Collected data:
==*==
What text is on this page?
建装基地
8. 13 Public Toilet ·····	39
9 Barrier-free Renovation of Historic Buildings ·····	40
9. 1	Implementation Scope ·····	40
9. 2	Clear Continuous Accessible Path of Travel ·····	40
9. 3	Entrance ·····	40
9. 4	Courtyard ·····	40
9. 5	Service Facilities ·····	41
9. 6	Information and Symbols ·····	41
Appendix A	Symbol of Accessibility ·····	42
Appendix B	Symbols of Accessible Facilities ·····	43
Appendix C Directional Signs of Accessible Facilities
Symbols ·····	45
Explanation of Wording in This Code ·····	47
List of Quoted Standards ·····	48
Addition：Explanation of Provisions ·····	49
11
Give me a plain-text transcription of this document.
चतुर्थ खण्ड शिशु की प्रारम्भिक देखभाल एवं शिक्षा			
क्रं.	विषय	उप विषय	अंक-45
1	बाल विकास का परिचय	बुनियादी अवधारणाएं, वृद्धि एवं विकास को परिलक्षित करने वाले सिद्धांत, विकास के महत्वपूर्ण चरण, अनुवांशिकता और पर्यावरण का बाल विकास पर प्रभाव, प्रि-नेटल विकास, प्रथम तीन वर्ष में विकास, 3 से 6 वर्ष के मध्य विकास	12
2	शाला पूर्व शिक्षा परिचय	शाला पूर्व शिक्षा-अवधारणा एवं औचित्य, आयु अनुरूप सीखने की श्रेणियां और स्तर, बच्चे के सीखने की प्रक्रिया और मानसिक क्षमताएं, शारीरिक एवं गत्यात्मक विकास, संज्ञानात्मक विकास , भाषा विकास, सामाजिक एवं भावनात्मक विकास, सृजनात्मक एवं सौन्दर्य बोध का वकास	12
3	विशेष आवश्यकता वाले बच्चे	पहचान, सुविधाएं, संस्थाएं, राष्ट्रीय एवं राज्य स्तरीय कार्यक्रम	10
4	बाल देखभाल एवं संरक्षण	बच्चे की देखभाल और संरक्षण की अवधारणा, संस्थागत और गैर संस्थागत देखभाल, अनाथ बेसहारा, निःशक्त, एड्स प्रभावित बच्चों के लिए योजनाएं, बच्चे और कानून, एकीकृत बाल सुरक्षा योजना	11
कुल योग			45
==*==
— BRIEF —
Search the lines for "text". Copy each line that has it.

— FINISHED ANSWER —
What text is on this page?
Give me a plain-text transcription of this document.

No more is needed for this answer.